Pictures do not belong in the copy; quote every entry below exactly.

======== Given information ========

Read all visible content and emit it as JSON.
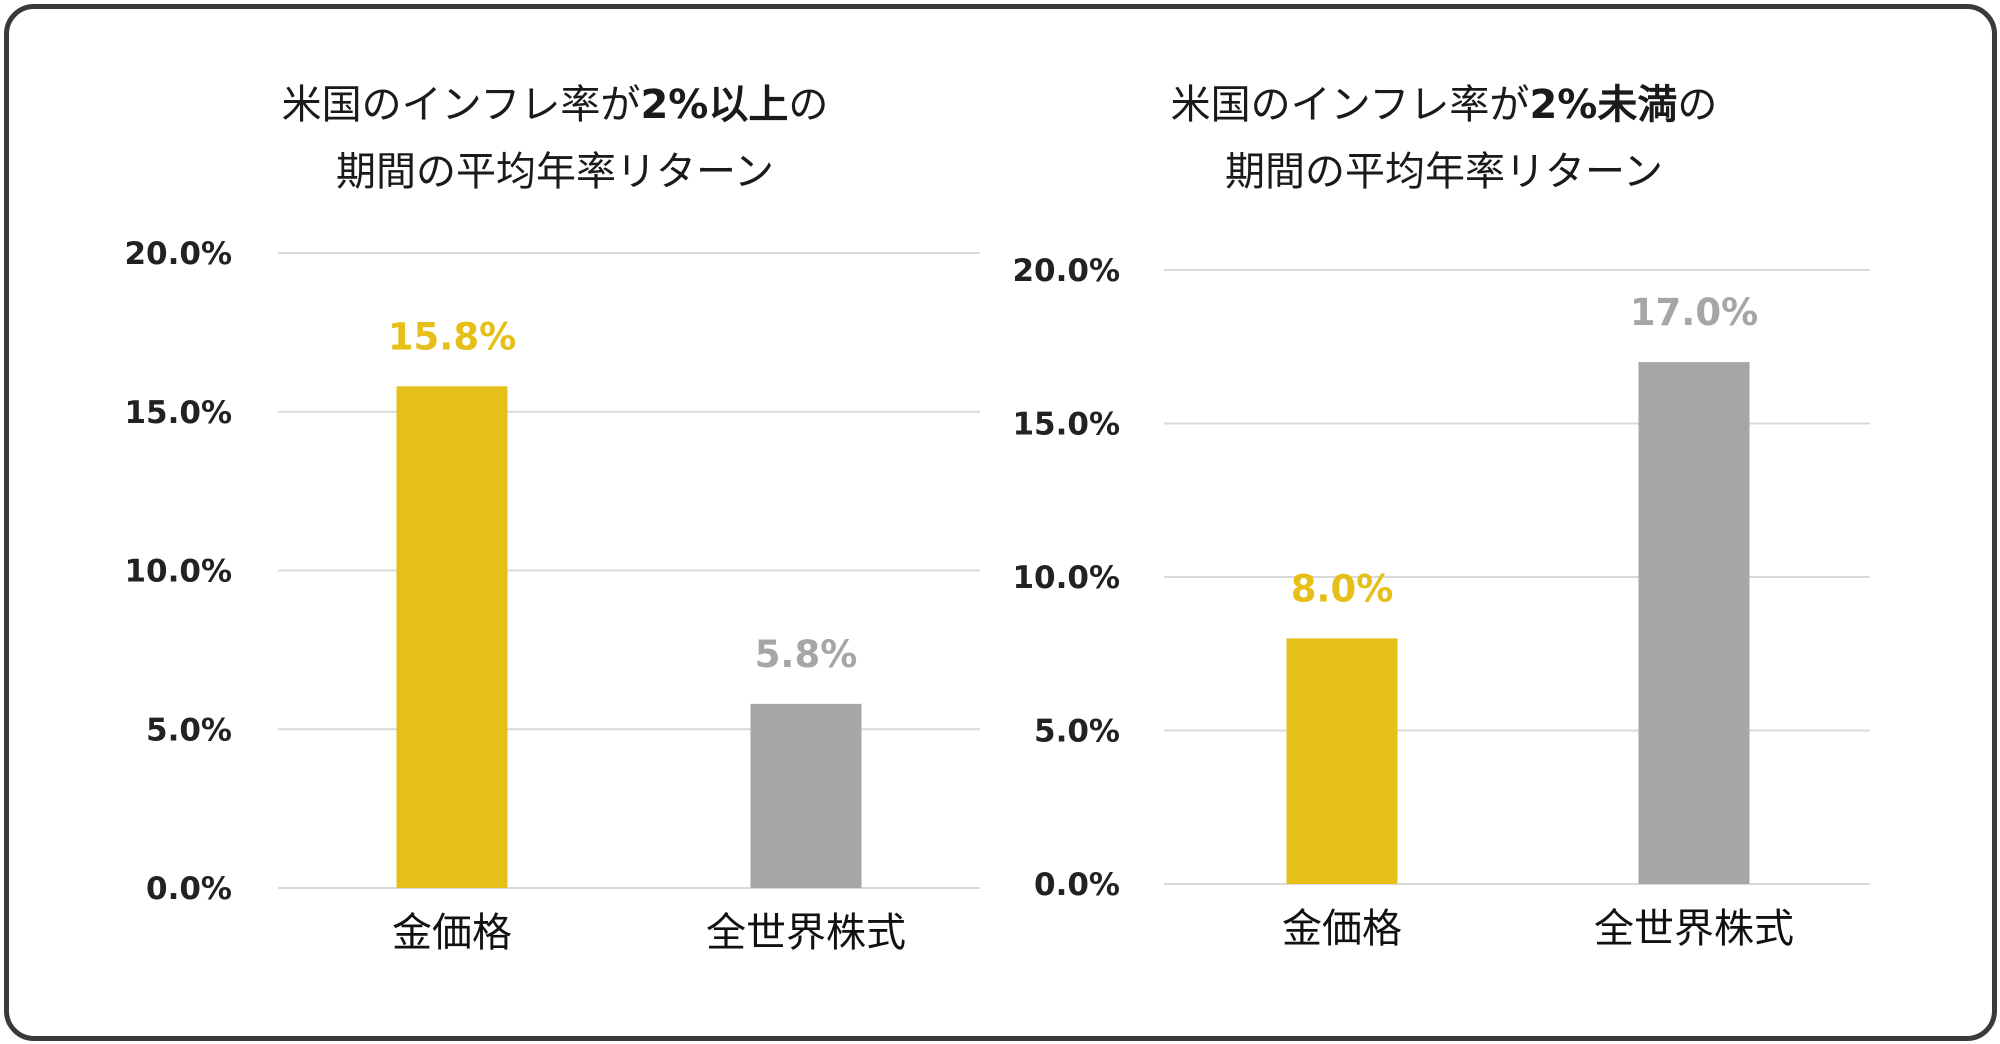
{
  "colors": {
    "gold": "#E6BF19",
    "gray": "#A6A6A6",
    "frame": "#3A3A3A",
    "grid": "#D9D9D9"
  },
  "chart_data": [
    {
      "type": "bar",
      "title_parts": {
        "before": "米国のインフレ率が",
        "highlight": "2%以上",
        "after": "の",
        "line2": "期間の平均年率リターン"
      },
      "title": "米国のインフレ率が2%以上の期間の平均年率リターン",
      "categories": [
        "金価格",
        "全世界株式"
      ],
      "values": [
        15.8,
        5.8
      ],
      "value_labels": [
        "15.8%",
        "5.8%"
      ],
      "bar_colors": [
        "#E6BF19",
        "#A6A6A6"
      ],
      "ylim": [
        0,
        20
      ],
      "yticks": [
        0,
        5,
        10,
        15,
        20
      ],
      "ytick_labels": [
        "0.0%",
        "5.0%",
        "10.0%",
        "15.0%",
        "20.0%"
      ],
      "grid": true,
      "xlabel": "",
      "ylabel": ""
    },
    {
      "type": "bar",
      "title_parts": {
        "before": "米国のインフレ率が",
        "highlight": "2%未満",
        "after": "の",
        "line2": "期間の平均年率リターン"
      },
      "title": "米国のインフレ率が2%未満の期間の平均年率リターン",
      "categories": [
        "金価格",
        "全世界株式"
      ],
      "values": [
        8.0,
        17.0
      ],
      "value_labels": [
        "8.0%",
        "17.0%"
      ],
      "bar_colors": [
        "#E6BF19",
        "#A6A6A6"
      ],
      "ylim": [
        0,
        20
      ],
      "yticks": [
        0,
        5,
        10,
        15,
        20
      ],
      "ytick_labels": [
        "0.0%",
        "5.0%",
        "10.0%",
        "15.0%",
        "20.0%"
      ],
      "grid": true,
      "xlabel": "",
      "ylabel": ""
    }
  ]
}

========

▶ [Worked solution]
Read all visible content and emit it as JSON.
{
  "colors": {
    "gold": "#E6BF19",
    "gray": "#A6A6A6",
    "frame": "#3A3A3A",
    "grid": "#D9D9D9"
  },
  "chart_data": [
    {
      "type": "bar",
      "title_parts": {
        "before": "米国のインフレ率が",
        "highlight": "2%以上",
        "after": "の",
        "line2": "期間の平均年率リターン"
      },
      "title": "米国のインフレ率が2%以上の期間の平均年率リターン",
      "categories": [
        "金価格",
        "全世界株式"
      ],
      "values": [
        15.8,
        5.8
      ],
      "value_labels": [
        "15.8%",
        "5.8%"
      ],
      "bar_colors": [
        "#E6BF19",
        "#A6A6A6"
      ],
      "ylim": [
        0,
        20
      ],
      "yticks": [
        0,
        5,
        10,
        15,
        20
      ],
      "ytick_labels": [
        "0.0%",
        "5.0%",
        "10.0%",
        "15.0%",
        "20.0%"
      ],
      "grid": true,
      "xlabel": "",
      "ylabel": ""
    },
    {
      "type": "bar",
      "title_parts": {
        "before": "米国のインフレ率が",
        "highlight": "2%未満",
        "after": "の",
        "line2": "期間の平均年率リターン"
      },
      "title": "米国のインフレ率が2%未満の期間の平均年率リターン",
      "categories": [
        "金価格",
        "全世界株式"
      ],
      "values": [
        8.0,
        17.0
      ],
      "value_labels": [
        "8.0%",
        "17.0%"
      ],
      "bar_colors": [
        "#E6BF19",
        "#A6A6A6"
      ],
      "ylim": [
        0,
        20
      ],
      "yticks": [
        0,
        5,
        10,
        15,
        20
      ],
      "ytick_labels": [
        "0.0%",
        "5.0%",
        "10.0%",
        "15.0%",
        "20.0%"
      ],
      "grid": true,
      "xlabel": "",
      "ylabel": ""
    }
  ]
}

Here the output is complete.